**Text extract**
---*---

You can check my solution at github leafac/puzzles/tree/master/next-node:

class Node

  attr_reader :value, :parent, :direction

  def initialize(value, parent = nil, direction = nil)
    @value     = value
    @parent    = parent
    @direction = direction
  end

end

class NodeWithChildren

  attr_reader   :node
  attr_accessor :left, :right

  def initialize(node)
    @node = node
  end
end

class NextNodeResolver

  def initialize(leafs)
    @nexts = {}

    nodes_to_process              = leafs
    nodes_processed_with_children = []
    root                          = nil

    until nodes_to_process.empty?

      node_to_process = nodes_to_process.pop

      node_to_process_with_children = NodeWithChildren.new(node_to_process)

      nodes_processed_with_children.each do |node_processed_with_children|
        if node_processed_with_children.node.parent == node_to_process

          case node_processed_with_children.node.direction
          when :left  then node_to_process_with_children.left  = node_processed_with_children
          when :right then node_to_process_with_children.right = node_processed_with_children
          end

        end
      end


      if node_to_process.parent.nil?

---*---

**Element box annotations**
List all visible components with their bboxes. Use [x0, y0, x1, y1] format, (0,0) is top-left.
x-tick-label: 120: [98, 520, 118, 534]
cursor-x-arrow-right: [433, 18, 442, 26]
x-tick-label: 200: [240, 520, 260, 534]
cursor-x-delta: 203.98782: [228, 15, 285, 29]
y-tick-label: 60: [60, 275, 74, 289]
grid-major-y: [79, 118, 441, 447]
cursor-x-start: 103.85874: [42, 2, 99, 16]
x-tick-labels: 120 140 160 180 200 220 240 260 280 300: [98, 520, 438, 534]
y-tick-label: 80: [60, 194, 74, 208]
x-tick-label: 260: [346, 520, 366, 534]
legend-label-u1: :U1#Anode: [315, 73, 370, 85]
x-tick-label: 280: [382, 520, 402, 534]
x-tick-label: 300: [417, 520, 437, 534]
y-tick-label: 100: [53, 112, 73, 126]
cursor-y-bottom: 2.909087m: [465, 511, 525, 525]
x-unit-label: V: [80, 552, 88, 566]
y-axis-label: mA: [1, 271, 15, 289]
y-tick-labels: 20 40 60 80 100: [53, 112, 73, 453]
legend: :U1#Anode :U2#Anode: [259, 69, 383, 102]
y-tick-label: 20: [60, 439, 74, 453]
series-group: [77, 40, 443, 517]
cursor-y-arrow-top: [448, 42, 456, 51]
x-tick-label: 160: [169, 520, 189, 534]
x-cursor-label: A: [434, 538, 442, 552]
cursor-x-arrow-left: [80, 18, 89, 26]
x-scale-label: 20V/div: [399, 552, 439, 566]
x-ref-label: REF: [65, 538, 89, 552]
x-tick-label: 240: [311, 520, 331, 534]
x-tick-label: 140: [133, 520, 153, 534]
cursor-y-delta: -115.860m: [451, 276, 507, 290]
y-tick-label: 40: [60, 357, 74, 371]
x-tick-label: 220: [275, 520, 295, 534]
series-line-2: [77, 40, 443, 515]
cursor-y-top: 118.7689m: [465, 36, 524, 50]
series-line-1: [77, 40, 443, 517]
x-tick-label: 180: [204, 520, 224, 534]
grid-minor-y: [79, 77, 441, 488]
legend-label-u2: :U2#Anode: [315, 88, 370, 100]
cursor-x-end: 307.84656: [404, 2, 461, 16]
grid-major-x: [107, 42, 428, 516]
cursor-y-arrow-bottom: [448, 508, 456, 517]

---*---

**Job**
Rewrite the Ruby solution code from the words "def initialize(value, parent" through "def initialize(node)", replacing "NodeWithChildren" with "TreeNode".

**Solved problem**
def initialize(value, parent = nil, direction = nil)
    @value     = value
    @parent    = parent
    @direction = direction
  end

end

class TreeNode

  attr_reader   :node
  attr_accessor :left, :right

  def initialize(node)